[START]

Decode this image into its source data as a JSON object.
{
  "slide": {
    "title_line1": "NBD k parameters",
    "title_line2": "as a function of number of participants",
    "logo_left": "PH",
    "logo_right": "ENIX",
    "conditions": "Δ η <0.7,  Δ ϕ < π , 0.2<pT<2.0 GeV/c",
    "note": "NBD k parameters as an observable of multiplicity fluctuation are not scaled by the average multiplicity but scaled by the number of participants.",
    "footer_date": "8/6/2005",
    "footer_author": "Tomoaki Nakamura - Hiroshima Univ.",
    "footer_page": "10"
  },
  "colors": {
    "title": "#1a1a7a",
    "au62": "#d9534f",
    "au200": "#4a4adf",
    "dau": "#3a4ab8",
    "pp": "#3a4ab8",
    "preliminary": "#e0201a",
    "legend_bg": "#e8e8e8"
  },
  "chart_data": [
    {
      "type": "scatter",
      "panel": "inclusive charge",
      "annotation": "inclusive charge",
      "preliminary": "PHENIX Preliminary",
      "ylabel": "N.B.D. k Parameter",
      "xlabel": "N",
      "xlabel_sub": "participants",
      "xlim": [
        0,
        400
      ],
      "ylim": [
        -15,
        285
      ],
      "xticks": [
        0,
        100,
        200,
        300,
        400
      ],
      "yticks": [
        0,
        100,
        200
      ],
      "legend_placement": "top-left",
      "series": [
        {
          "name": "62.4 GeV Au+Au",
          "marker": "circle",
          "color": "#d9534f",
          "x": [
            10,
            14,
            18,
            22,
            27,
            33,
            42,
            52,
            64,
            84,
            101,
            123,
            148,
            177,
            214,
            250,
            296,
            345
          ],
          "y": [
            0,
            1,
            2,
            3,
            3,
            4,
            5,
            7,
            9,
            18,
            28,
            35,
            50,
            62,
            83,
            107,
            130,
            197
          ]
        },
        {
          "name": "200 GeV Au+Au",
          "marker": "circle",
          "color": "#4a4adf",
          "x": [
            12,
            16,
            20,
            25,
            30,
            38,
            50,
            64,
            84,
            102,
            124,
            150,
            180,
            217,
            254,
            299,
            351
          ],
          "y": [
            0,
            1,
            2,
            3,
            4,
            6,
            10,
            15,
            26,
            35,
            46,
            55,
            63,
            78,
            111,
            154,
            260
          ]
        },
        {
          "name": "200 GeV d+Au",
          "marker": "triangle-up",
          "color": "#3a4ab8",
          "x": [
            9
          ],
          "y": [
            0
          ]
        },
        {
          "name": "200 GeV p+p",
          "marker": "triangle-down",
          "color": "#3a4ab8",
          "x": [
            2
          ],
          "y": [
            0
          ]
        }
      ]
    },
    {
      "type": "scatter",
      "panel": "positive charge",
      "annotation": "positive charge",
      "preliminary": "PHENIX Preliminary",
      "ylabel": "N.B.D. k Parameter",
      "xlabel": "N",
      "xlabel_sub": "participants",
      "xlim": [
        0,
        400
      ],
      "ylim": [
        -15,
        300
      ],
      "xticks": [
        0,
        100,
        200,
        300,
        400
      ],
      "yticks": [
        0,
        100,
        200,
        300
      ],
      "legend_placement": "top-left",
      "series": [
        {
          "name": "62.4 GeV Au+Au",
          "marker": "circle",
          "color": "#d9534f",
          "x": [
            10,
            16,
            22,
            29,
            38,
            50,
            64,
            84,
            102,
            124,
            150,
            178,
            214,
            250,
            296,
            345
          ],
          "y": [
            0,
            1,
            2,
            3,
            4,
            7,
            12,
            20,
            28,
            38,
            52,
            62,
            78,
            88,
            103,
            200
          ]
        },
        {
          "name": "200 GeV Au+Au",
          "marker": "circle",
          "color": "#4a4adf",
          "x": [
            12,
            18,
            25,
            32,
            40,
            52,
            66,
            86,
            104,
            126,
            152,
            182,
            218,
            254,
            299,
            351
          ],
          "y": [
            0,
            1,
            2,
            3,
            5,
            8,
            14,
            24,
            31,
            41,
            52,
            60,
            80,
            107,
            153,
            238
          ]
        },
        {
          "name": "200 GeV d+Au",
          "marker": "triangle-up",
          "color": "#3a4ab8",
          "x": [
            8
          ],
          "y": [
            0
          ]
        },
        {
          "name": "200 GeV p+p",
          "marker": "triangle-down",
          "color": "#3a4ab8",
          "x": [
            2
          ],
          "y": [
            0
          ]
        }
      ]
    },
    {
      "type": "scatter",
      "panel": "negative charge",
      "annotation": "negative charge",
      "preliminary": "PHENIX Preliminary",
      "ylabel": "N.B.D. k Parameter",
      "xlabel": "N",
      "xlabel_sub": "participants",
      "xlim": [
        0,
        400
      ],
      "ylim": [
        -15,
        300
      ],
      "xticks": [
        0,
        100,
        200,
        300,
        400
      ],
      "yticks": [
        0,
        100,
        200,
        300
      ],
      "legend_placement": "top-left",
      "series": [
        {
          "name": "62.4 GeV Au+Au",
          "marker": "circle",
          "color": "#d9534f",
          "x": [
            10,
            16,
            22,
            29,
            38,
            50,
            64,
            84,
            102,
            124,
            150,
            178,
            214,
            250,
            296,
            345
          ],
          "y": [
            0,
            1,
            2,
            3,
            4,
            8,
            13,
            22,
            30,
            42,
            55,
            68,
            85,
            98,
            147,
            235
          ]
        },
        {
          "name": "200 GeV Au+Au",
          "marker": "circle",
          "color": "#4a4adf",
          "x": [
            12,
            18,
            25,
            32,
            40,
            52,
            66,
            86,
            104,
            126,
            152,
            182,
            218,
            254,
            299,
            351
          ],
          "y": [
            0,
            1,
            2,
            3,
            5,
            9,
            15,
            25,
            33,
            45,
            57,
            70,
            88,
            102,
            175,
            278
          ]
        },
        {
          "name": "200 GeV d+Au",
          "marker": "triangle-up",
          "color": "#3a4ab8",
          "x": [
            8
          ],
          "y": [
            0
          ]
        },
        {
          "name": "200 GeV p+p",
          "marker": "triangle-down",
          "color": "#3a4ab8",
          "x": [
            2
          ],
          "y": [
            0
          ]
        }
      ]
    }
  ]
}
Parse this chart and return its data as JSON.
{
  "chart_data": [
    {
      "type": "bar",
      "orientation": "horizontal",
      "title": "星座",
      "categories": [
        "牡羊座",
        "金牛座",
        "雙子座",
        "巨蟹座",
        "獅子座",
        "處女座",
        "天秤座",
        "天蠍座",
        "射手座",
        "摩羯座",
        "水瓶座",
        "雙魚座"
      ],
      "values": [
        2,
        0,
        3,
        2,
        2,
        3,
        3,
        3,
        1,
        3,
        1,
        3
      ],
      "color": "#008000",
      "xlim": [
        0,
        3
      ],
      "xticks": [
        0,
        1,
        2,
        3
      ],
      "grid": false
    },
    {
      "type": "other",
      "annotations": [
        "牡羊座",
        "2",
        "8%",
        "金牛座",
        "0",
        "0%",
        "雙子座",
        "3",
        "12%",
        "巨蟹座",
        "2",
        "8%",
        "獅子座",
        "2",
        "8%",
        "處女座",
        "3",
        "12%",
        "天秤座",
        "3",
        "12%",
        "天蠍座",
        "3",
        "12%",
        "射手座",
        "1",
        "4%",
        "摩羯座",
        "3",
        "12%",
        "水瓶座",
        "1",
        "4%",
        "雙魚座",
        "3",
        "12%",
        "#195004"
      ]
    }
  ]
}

[END]

• **Work to be completed**: Output the entries exactly.

• **Answer for this exercise**:
Decode this image into its source data as a JSON object.
{
  "slide": {
    "title_line1": "NBD k parameters",
    "title_line2": "as a function of number of participants",
    "logo_left": "PH",
    "logo_right": "ENIX",
    "conditions": "Δ η <0.7,  Δ ϕ < π , 0.2<pT<2.0 GeV/c",
    "note": "NBD k parameters as an observable of multiplicity fluctuation are not scaled by the average multiplicity but scaled by the number of participants.",
    "footer_date": "8/6/2005",
    "footer_author": "Tomoaki Nakamura - Hiroshima Univ.",
    "footer_page": "10"
  },
  "colors": {
    "title": "#1a1a7a",
    "au62": "#d9534f",
    "au200": "#4a4adf",
    "dau": "#3a4ab8",
    "pp": "#3a4ab8",
    "preliminary": "#e0201a",
    "legend_bg": "#e8e8e8"
  },
  "chart_data": [
    {
      "type": "scatter",
      "panel": "inclusive charge",
      "annotation": "inclusive charge",
      "preliminary": "PHENIX Preliminary",
      "ylabel": "N.B.D. k Parameter",
      "xlabel": "N",
      "xlabel_sub": "participants",
      "xlim": [
        0,
        400
      ],
      "ylim": [
        -15,
        285
      ],
      "xticks": [
        0,
        100,
        200,
        300,
        400
      ],
      "yticks": [
        0,
        100,
        200
      ],
      "legend_placement": "top-left",
      "series": [
        {
          "name": "62.4 GeV Au+Au",
          "marker": "circle",
          "color": "#d9534f",
          "x": [
            10,
            14,
            18,
            22,
            27,
            33,
            42,
            52,
            64,
            84,
            101,
            123,
            148,
            177,
            214,
            250,
            296,
            345
          ],
          "y": [
            0,
            1,
            2,
            3,
            3,
            4,
            5,
            7,
            9,
            18,
            28,
            35,
            50,
            62,
            83,
            107,
            130,
            197
          ]
        },
        {
          "name": "200 GeV Au+Au",
          "marker": "circle",
          "color": "#4a4adf",
          "x": [
            12,
            16,
            20,
            25,
            30,
            38,
            50,
            64,
            84,
            102,
            124,
            150,
            180,
            217,
            254,
            299,
            351
          ],
          "y": [
            0,
            1,
            2,
            3,
            4,
            6,
            10,
            15,
            26,
            35,
            46,
            55,
            63,
            78,
            111,
            154,
            260
          ]
        },
        {
          "name": "200 GeV d+Au",
          "marker": "triangle-up",
          "color": "#3a4ab8",
          "x": [
            9
          ],
          "y": [
            0
          ]
        },
        {
          "name": "200 GeV p+p",
          "marker": "triangle-down",
          "color": "#3a4ab8",
          "x": [
            2
          ],
          "y": [
            0
          ]
        }
      ]
    },
    {
      "type": "scatter",
      "panel": "positive charge",
      "annotation": "positive charge",
      "preliminary": "PHENIX Preliminary",
      "ylabel": "N.B.D. k Parameter",
      "xlabel": "N",
      "xlabel_sub": "participants",
      "xlim": [
        0,
        400
      ],
      "ylim": [
        -15,
        300
      ],
      "xticks": [
        0,
        100,
        200,
        300,
        400
      ],
      "yticks": [
        0,
        100,
        200,
        300
      ],
      "legend_placement": "top-left",
      "series": [
        {
          "name": "62.4 GeV Au+Au",
          "marker": "circle",
          "color": "#d9534f",
          "x": [
            10,
            16,
            22,
            29,
            38,
            50,
            64,
            84,
            102,
            124,
            150,
            178,
            214,
            250,
            296,
            345
          ],
          "y": [
            0,
            1,
            2,
            3,
            4,
            7,
            12,
            20,
            28,
            38,
            52,
            62,
            78,
            88,
            103,
            200
          ]
        },
        {
          "name": "200 GeV Au+Au",
          "marker": "circle",
          "color": "#4a4adf",
          "x": [
            12,
            18,
            25,
            32,
            40,
            52,
            66,
            86,
            104,
            126,
            152,
            182,
            218,
            254,
            299,
            351
          ],
          "y": [
            0,
            1,
            2,
            3,
            5,
            8,
            14,
            24,
            31,
            41,
            52,
            60,
            80,
            107,
            153,
            238
          ]
        },
        {
          "name": "200 GeV d+Au",
          "marker": "triangle-up",
          "color": "#3a4ab8",
          "x": [
            8
          ],
          "y": [
            0
          ]
        },
        {
          "name": "200 GeV p+p",
          "marker": "triangle-down",
          "color": "#3a4ab8",
          "x": [
            2
          ],
          "y": [
            0
          ]
        }
      ]
    },
    {
      "type": "scatter",
      "panel": "negative charge",
      "annotation": "negative charge",
      "preliminary": "PHENIX Preliminary",
      "ylabel": "N.B.D. k Parameter",
      "xlabel": "N",
      "xlabel_sub": "participants",
      "xlim": [
        0,
        400
      ],
      "ylim": [
        -15,
        300
      ],
      "xticks": [
        0,
        100,
        200,
        300,
        400
      ],
      "yticks": [
        0,
        100,
        200,
        300
      ],
      "legend_placement": "top-left",
      "series": [
        {
          "name": "62.4 GeV Au+Au",
          "marker": "circle",
          "color": "#d9534f",
          "x": [
            10,
            16,
            22,
            29,
            38,
            50,
            64,
            84,
            102,
            124,
            150,
            178,
            214,
            250,
            296,
            345
          ],
          "y": [
            0,
            1,
            2,
            3,
            4,
            8,
            13,
            22,
            30,
            42,
            55,
            68,
            85,
            98,
            147,
            235
          ]
        },
        {
          "name": "200 GeV Au+Au",
          "marker": "circle",
          "color": "#4a4adf",
          "x": [
            12,
            18,
            25,
            32,
            40,
            52,
            66,
            86,
            104,
            126,
            152,
            182,
            218,
            254,
            299,
            351
          ],
          "y": [
            0,
            1,
            2,
            3,
            5,
            9,
            15,
            25,
            33,
            45,
            57,
            70,
            88,
            102,
            175,
            278
          ]
        },
        {
          "name": "200 GeV d+Au",
          "marker": "triangle-up",
          "color": "#3a4ab8",
          "x": [
            8
          ],
          "y": [
            0
          ]
        },
        {
          "name": "200 GeV p+p",
          "marker": "triangle-down",
          "color": "#3a4ab8",
          "x": [
            2
          ],
          "y": [
            0
          ]
        }
      ]
    }
  ]
}
Parse this chart and return its data as JSON.
{
  "chart_data": [
    {
      "type": "bar",
      "orientation": "horizontal",
      "title": "星座",
      "categories": [
        "牡羊座",
        "金牛座",
        "雙子座",
        "巨蟹座",
        "獅子座",
        "處女座",
        "天秤座",
        "天蠍座",
        "射手座",
        "摩羯座",
        "水瓶座",
        "雙魚座"
      ],
      "values": [
        2,
        0,
        3,
        2,
        2,
        3,
        3,
        3,
        1,
        3,
        1,
        3
      ],
      "color": "#008000",
      "xlim": [
        0,
        3
      ],
      "xticks": [
        0,
        1,
        2,
        3
      ],
      "grid": false
    },
    {
      "type": "other",
      "annotations": [
        "牡羊座",
        "2",
        "8%",
        "金牛座",
        "0",
        "0%",
        "雙子座",
        "3",
        "12%",
        "巨蟹座",
        "2",
        "8%",
        "獅子座",
        "2",
        "8%",
        "處女座",
        "3",
        "12%",
        "天秤座",
        "3",
        "12%",
        "天蠍座",
        "3",
        "12%",
        "射手座",
        "1",
        "4%",
        "摩羯座",
        "3",
        "12%",
        "水瓶座",
        "1",
        "4%",
        "雙魚座",
        "3",
        "12%",
        "#195004"
      ]
    }
  ]
}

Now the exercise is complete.